-------- PASSAGE SHOWN

United States v. Calvin Dean

861 F.2d 722

Unpublished Disposition
NOTICE: Sixth Circuit Rule 24(c) states that citation of unpublished dispositions is disfavored except for establishing res judicata, estoppel, or the law of the case and requires service of copies of cited unpublished dispositions of the Sixth Circuit.
UNITED STATES of America, Plaintiff-Appellee,
v.
Calvin DEAN, Defendant-Appellant.

No. 88-5343.

United States Court of Appeals, Sixth Circuit.

Nov. 1, 1988.

Before KEITH, RALPH B. GUY Jr. and RYAN, Circuit Judges.

RYAN, Circuit Judge.

1

Defendant appeals his conviction for conspiracy to possess and cash stolen United States Treasury checks, possession of stolen mail, and forgery and cashing of a stolen United States Treasury check. We affirm.

I.

----------------
-------- RECORD LIST

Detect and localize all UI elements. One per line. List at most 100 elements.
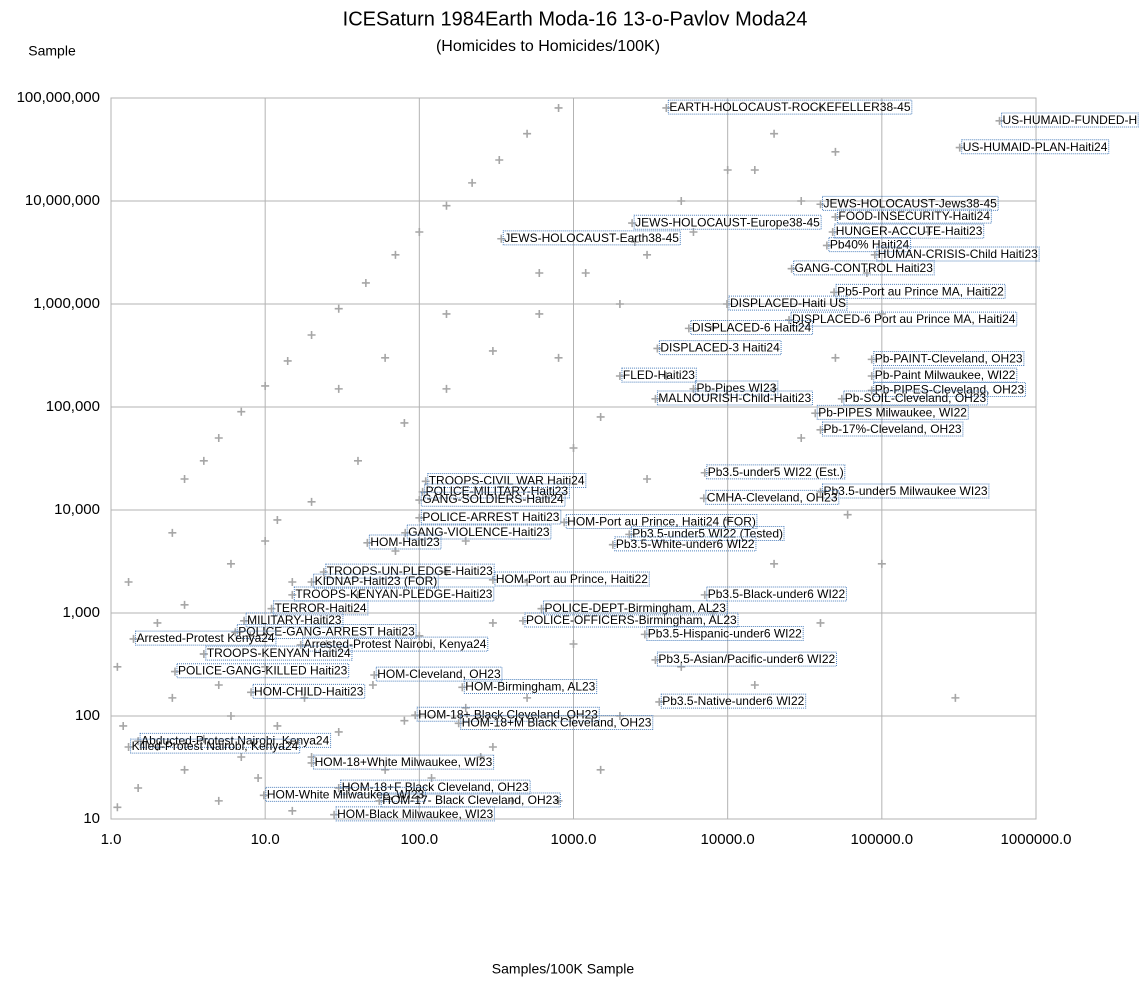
- annotation-label: MILITARY-Haiti23: [247, 613, 342, 627]
- annotation-box: [340, 779, 531, 795]
- point: [816, 487, 825, 496]
- point: [596, 412, 605, 421]
- point: [427, 774, 436, 783]
- point: [334, 727, 343, 736]
- x-tick-label: 1000000.0: [1001, 831, 1072, 848]
- annotation-label: Pb3.5-Native-under6 WI22: [662, 694, 804, 708]
- point: [662, 103, 671, 112]
- annotation-box: [130, 738, 301, 754]
- point: [495, 156, 504, 165]
- point: [391, 250, 400, 259]
- point: [523, 693, 532, 702]
- annotation-label: JEWS-HOLOCAUST-Earth38-45: [504, 231, 679, 245]
- annotation-box: [961, 139, 1110, 155]
- point: [700, 590, 709, 599]
- annotation-label: HOM-CHILD-Haiti23: [254, 684, 364, 698]
- point: [401, 528, 410, 537]
- annotation-label: POLICE-GANG-KILLED Haiti23: [178, 664, 348, 678]
- annotation-label: HOM-18+ Black Cleveland, OH23: [418, 707, 598, 721]
- annotation-label: FLED-Haiti23: [623, 368, 695, 382]
- annotation-box: [690, 320, 814, 336]
- point: [523, 129, 532, 138]
- point: [415, 228, 424, 237]
- point: [180, 600, 189, 609]
- point: [226, 559, 235, 568]
- point: [787, 264, 796, 273]
- annotation-label: Pb3.5-under5 WI22 (Est.): [708, 465, 844, 479]
- annotation-box: [656, 390, 813, 406]
- annotation-label: FOOD-INSECURITY-Haiti24: [838, 209, 990, 223]
- point: [345, 783, 354, 792]
- point: [168, 693, 177, 702]
- point: [699, 494, 708, 503]
- point: [261, 537, 270, 546]
- annotation-box: [424, 483, 570, 499]
- point: [113, 662, 122, 671]
- point: [554, 353, 563, 362]
- annotation-box: [873, 382, 1026, 398]
- x-tick-label: 100.0: [401, 831, 439, 848]
- annotation-box: [313, 754, 495, 770]
- point: [361, 278, 370, 287]
- point: [722, 300, 731, 308]
- point: [995, 116, 1004, 125]
- annotation-label: US-HUMAID-FUNDED-H: [1003, 113, 1138, 127]
- point: [411, 711, 420, 720]
- point: [615, 371, 624, 380]
- point: [488, 575, 497, 584]
- point: [497, 234, 506, 243]
- point: [862, 268, 871, 277]
- point: [560, 518, 569, 527]
- annotation-label: HOM-Cleveland, OH23: [377, 667, 501, 681]
- point: [628, 219, 637, 228]
- annotation-label: US-HUMAID-PLAN-Haiti24: [963, 140, 1108, 154]
- annotation-label: Pb-SOIL-Cleveland, OH23: [845, 391, 987, 405]
- annotation-label: GANG-SOLDIERS-Haiti24: [422, 492, 564, 506]
- point: [391, 546, 400, 555]
- annotation-box: [630, 526, 785, 542]
- point: [300, 693, 309, 702]
- annotation-box: [873, 367, 1018, 383]
- point: [400, 418, 409, 427]
- annotation-label: HOM-Black Milwaukee, WI23: [337, 807, 493, 821]
- annotation-box: [706, 586, 847, 602]
- annotation-box: [368, 534, 442, 550]
- point: [237, 407, 246, 416]
- annotation-box: [420, 491, 566, 507]
- annotation-box: [420, 509, 562, 525]
- point: [214, 434, 223, 443]
- annotation-label: Pb3.5-Black-under6 WI22: [708, 587, 846, 601]
- point: [951, 693, 960, 702]
- point: [468, 178, 477, 187]
- point: [353, 590, 362, 599]
- annotation-box: [633, 214, 822, 230]
- annotation-label: POLICE-ARREST Haiti23: [422, 510, 559, 524]
- annotation-label: KIDNAP-Haiti23 (FOR): [315, 574, 438, 588]
- point: [288, 577, 297, 586]
- point: [461, 537, 470, 546]
- annotation-label: Pb3.5-under5 Milwaukee WI23: [823, 484, 987, 498]
- point: [554, 796, 563, 805]
- annotation-label: HOM-Port au Prince, Haiti24 (FOR): [567, 514, 756, 528]
- annotation-label: POLICE-MILITARY-Haiti23: [426, 484, 569, 498]
- annotation-box: [375, 666, 503, 682]
- y-tick-label: 100: [75, 707, 100, 724]
- point: [723, 165, 732, 174]
- point: [554, 103, 563, 112]
- annotation-box: [816, 404, 969, 420]
- point: [677, 197, 686, 205]
- annotation-box: [325, 563, 495, 579]
- annotation-box: [790, 311, 1018, 327]
- point: [830, 288, 839, 297]
- annotation-label: Abducted-Protest Nairobi, Kenya24: [141, 733, 329, 747]
- point: [375, 796, 384, 805]
- y-tick-label: 10,000: [54, 501, 100, 518]
- point: [655, 697, 664, 706]
- y-axis-title: Sample: [28, 43, 76, 59]
- annotation-label: HOM-Birmingham, AL23: [465, 679, 595, 693]
- point: [153, 618, 162, 627]
- point: [877, 559, 886, 568]
- annotation-label: Arrested-Protest Nairobi, Kenya24: [304, 637, 487, 651]
- annotation-label: Pb5-Port au Prince MA, Haiti22: [837, 284, 1004, 298]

----------------

Please reproduce the appeals court opinion in United States v. Calvin Dean in full, word for word.

United States v. Calvin Dean

861 F.2d 722

Unpublished Disposition
NOTICE: Sixth Circuit Rule 24(c) states that citation of unpublished dispositions is disfavored except for establishing res judicata, estoppel, or the law of the case and requires service of copies of cited unpublished dispositions of the Sixth Circuit.
UNITED STATES of America, Plaintiff-Appellee,
v.
Calvin DEAN, Defendant-Appellant.

No. 88-5343.

United States Court of Appeals, Sixth Circuit.

Nov. 1, 1988.

Before KEITH, RALPH B. GUY Jr. and RYAN, Circuit Judges.

RYAN, Circuit Judge.

1

Defendant appeals his conviction for conspiracy to possess and cash stolen United States Treasury checks, possession of stolen mail, and forgery and cashing of a stolen United States Treasury check. We affirm.

I.